● SOURCE TEXT
HOWARD: Oh, just five or six young lads…the right number for a rewarding sojourn with Mother Nature…

The fact that Howard is completely unabashed about using the word “lads” is the reason why he’s the gift that keeps on giving.  This is amenable to Sam, who says he’ll get with Howard later about what they need to bring and all.  Howard gives them a snappy salute and heads out the door, nearly colliding with Goober…who gives Howard a quick greeting before coming into the office.

GOOBER (to Sam): I got your car outside if you want to run me back to the gas station…

Goober punctuates this line with an unusual “Pop—vroom” sound as he tosses the keys to Sam…but that’s not what’s so odd about this—it’s the fact that he has to be driven back to his Gas ‘n’ Lube.  “Goober’s New Gas Station” established that he moved his business into town, and both Sam and Emmett have walked to it at various times since the relocation.

GOOBER: What did Howard want?
SAM: Howard?  Oh…he was here in his official capacity as head of the Junior Woodsmen…
GOOBER: He still circulatin’ that petition to save the swamp rat?
SAM (chuckling): He just wanted to remind us about our hike next Saturday…he hasn’t had an outing with the boys for a couple of months now…

“And the restraining order’s finally been lifted, so…”

MIKE: Do we have to go, Pa?
SAM: Well, what do you mean, do you have to go?  I thought you and the other kids enjoyed those hikes…?
MIKE: We do…but the way Mr. Sprague does it…I mean…

“Jesus H. Christ on a nature trail…that man is the most boring individual on the face of this planet…”

● WHAT YOU WILL DO
• a. In the recap, what group is Howard the head of?
• b. Copy word for word everything in the recap from "SAM: Howard?  Oh…he" down to "have to go, Pa?".
The listing comes from a separate source, unrelated to the recap.

● RECORDED INFORMATION
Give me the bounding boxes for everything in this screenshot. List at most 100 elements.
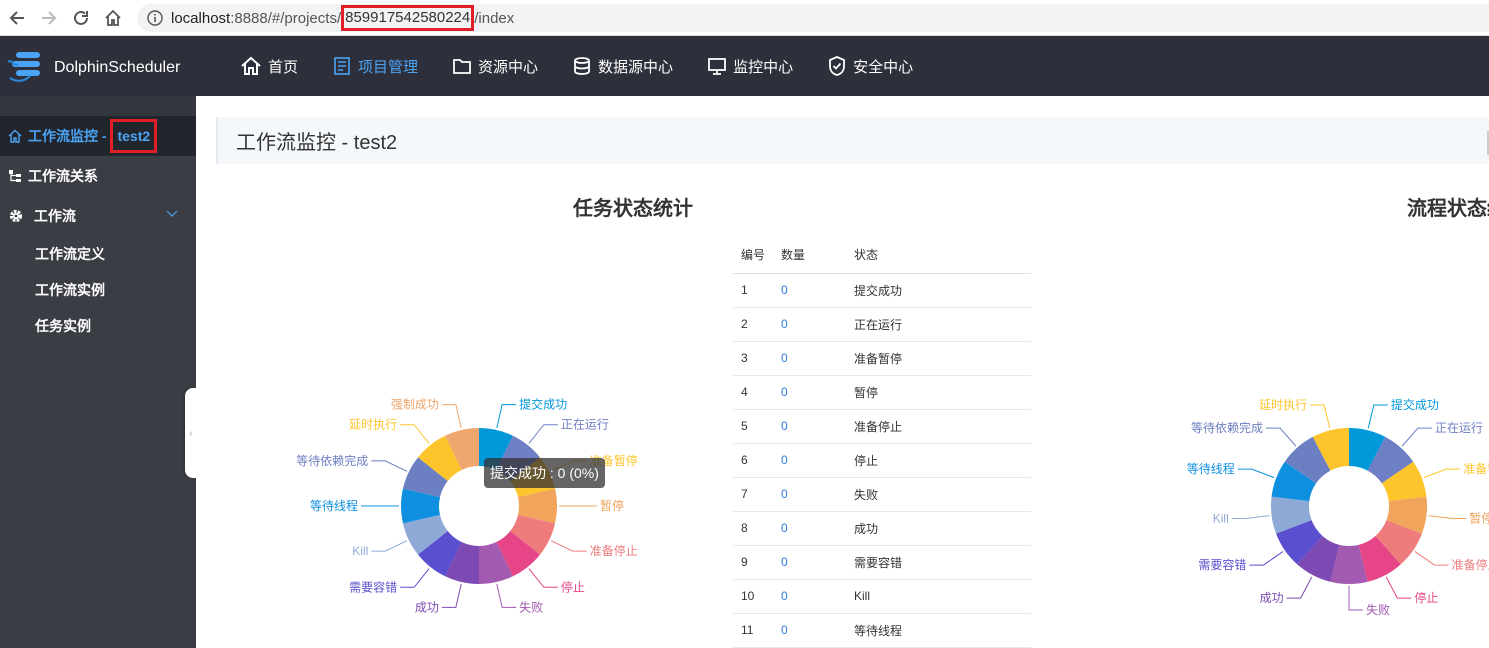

● RESPONSES TO THE TASKS
• a. The Junior Woodsmen.

• b.
SAM: Howard?  Oh…he was here in his official capacity as head of the Junior Woodsmen…
GOOBER: He still circulatin’ that petition to save the swamp rat?
SAM (chuckling): He just wanted to remind us about our hike next Saturday…he hasn’t had an outing with the boys for a couple of months now…

“And the restraining order’s finally been lifted, so…”

MIKE: Do we have to go, Pa?